>> begin EXERCISE MATERIAL

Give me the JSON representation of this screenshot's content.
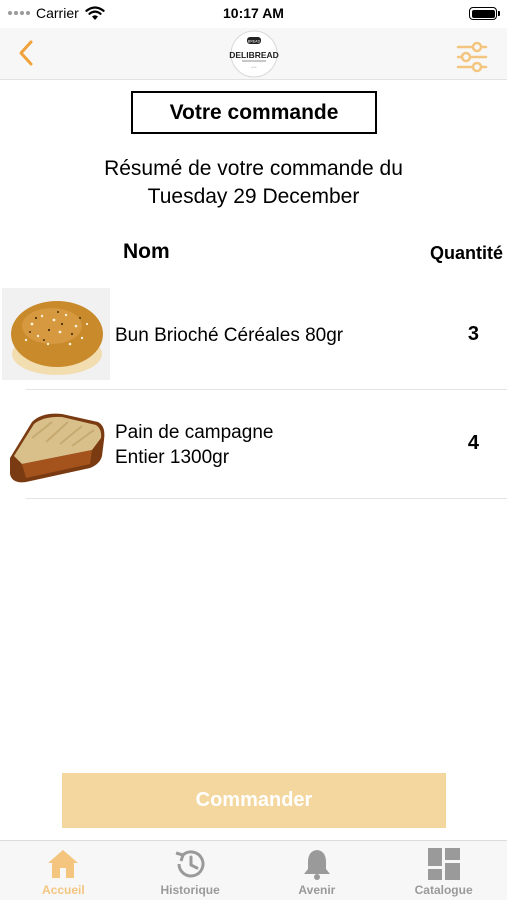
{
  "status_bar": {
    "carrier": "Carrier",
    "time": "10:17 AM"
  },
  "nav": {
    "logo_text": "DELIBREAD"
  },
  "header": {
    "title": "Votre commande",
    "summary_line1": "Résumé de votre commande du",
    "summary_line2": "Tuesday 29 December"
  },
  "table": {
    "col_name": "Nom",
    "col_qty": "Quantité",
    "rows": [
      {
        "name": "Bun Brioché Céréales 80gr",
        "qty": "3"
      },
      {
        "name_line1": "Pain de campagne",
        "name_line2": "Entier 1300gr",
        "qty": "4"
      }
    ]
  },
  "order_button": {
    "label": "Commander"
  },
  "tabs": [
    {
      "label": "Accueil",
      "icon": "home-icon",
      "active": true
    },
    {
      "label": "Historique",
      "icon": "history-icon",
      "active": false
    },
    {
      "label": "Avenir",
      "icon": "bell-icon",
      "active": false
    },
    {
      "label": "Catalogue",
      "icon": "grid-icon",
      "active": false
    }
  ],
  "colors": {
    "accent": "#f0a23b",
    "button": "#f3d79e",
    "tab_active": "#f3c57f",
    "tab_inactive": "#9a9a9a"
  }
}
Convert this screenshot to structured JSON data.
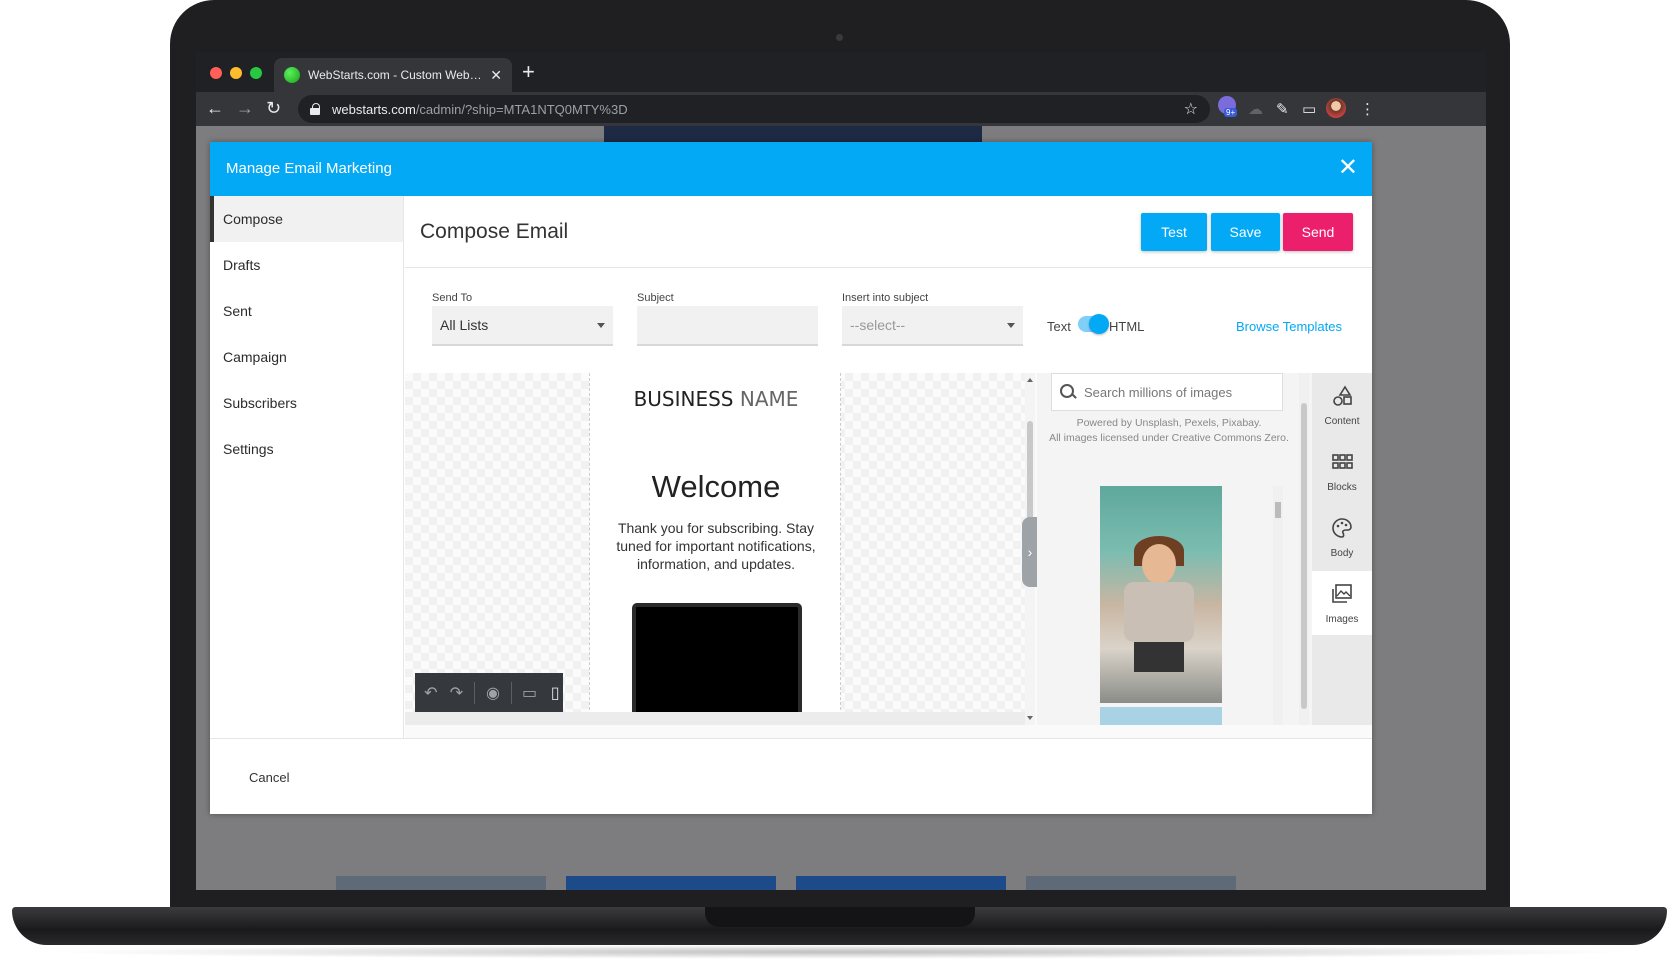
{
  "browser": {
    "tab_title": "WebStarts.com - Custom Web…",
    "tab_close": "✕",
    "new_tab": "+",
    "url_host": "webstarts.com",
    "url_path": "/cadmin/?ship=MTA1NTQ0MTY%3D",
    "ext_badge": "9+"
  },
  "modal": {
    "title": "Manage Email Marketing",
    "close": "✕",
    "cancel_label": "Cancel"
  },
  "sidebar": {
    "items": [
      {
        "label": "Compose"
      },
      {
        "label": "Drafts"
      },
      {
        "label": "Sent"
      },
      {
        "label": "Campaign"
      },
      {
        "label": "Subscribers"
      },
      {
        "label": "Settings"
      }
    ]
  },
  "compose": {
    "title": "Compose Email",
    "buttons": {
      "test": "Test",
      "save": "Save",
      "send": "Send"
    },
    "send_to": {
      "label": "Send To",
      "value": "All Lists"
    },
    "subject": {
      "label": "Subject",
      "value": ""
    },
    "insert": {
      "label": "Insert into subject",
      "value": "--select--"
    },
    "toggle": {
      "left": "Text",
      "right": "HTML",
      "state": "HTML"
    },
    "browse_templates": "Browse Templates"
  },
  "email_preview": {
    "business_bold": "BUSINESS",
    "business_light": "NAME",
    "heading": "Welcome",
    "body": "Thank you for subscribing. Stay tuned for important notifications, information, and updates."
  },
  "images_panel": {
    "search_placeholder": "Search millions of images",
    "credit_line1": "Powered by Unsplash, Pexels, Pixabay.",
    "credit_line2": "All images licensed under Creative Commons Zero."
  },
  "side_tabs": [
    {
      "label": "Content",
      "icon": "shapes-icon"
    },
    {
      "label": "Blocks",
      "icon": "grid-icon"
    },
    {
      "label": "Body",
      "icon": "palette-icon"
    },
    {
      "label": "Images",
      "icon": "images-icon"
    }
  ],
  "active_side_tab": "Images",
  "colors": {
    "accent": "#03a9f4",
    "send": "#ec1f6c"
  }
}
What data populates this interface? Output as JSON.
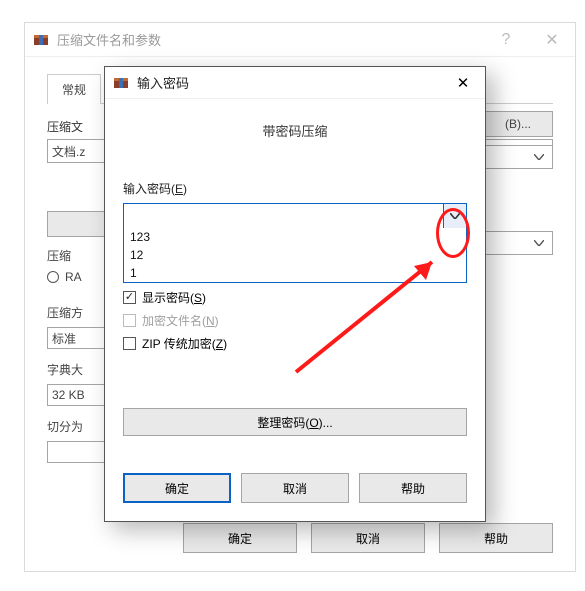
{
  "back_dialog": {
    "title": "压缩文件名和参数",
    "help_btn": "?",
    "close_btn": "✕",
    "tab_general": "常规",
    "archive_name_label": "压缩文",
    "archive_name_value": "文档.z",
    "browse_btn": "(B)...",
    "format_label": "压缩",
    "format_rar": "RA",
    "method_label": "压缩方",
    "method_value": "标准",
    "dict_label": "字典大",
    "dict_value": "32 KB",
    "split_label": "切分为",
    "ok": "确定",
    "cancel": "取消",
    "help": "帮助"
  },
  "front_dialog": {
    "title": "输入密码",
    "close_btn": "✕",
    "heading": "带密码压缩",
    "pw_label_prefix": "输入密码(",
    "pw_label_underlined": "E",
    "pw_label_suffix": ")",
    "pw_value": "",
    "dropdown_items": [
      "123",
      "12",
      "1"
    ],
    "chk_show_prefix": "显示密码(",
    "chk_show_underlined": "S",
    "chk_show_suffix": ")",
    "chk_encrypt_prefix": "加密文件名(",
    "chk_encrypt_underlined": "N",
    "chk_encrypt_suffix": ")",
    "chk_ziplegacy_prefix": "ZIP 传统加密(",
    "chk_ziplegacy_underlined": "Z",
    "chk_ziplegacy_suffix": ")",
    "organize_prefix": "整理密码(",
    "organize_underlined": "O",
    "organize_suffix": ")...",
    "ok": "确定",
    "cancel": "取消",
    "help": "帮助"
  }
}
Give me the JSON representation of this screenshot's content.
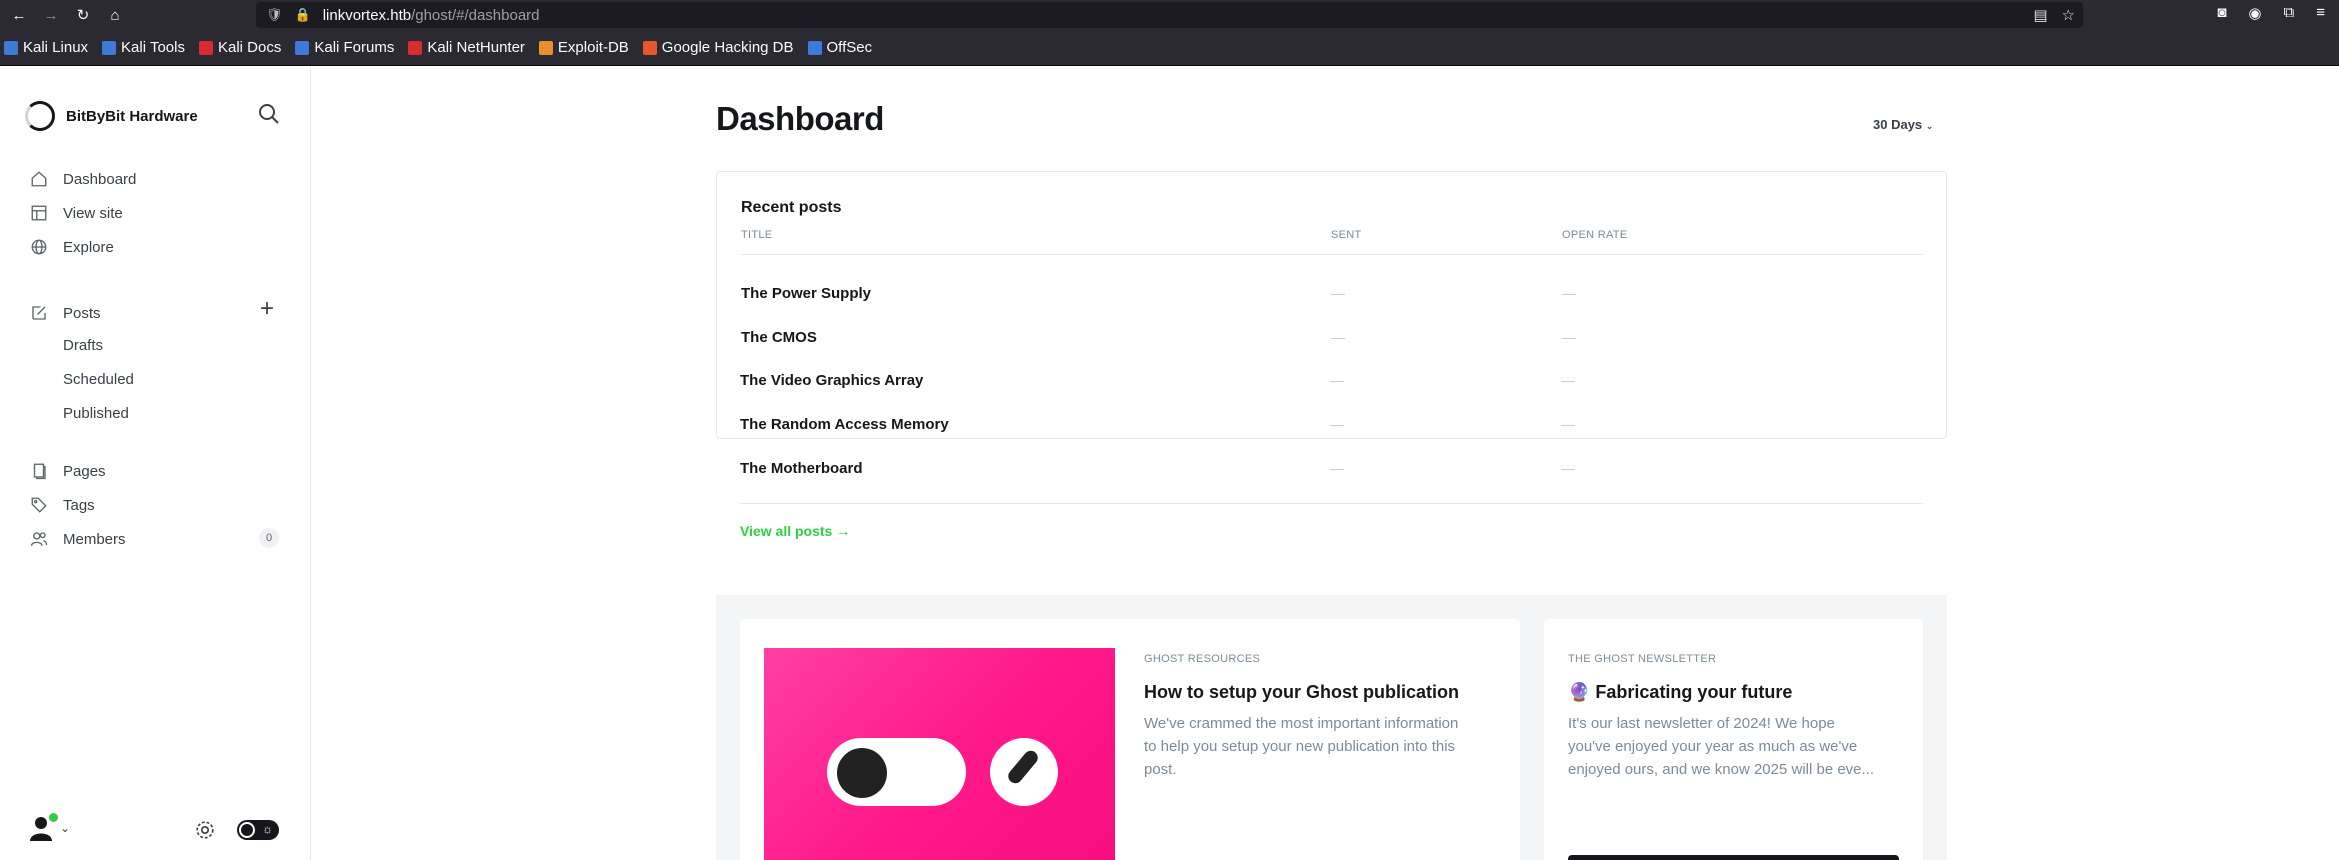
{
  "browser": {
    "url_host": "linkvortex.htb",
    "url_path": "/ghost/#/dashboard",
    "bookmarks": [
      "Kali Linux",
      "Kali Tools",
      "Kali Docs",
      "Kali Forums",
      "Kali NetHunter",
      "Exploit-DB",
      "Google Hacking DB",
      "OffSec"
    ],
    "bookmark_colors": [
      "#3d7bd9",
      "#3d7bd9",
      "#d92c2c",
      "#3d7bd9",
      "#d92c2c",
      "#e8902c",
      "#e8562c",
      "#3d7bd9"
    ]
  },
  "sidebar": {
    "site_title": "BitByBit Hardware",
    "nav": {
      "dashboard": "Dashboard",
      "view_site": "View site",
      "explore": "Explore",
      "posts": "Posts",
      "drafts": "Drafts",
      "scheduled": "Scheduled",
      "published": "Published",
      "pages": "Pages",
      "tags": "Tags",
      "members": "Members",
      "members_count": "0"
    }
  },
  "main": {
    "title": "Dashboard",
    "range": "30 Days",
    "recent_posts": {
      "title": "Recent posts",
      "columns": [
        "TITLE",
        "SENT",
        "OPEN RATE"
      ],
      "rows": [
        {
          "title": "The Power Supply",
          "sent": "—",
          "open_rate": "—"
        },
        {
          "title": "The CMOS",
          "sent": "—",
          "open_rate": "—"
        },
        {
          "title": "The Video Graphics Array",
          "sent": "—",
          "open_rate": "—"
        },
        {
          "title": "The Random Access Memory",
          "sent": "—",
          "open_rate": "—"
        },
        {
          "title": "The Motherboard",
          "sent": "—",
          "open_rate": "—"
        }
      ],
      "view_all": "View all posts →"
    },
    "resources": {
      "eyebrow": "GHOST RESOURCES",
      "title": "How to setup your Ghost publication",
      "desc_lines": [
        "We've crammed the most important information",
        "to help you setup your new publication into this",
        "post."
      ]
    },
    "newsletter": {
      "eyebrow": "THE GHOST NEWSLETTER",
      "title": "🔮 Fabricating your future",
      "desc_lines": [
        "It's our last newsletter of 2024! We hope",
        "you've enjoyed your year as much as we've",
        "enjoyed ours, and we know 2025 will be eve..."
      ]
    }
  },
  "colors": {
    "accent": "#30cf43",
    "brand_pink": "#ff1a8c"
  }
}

>> end EXERCISE MATERIAL

**EXERCISE AIM**.
Lines in the records that hold the word "data" are to be counted; give only the total.

**ANSWER TO THIS PROBLEM**.
2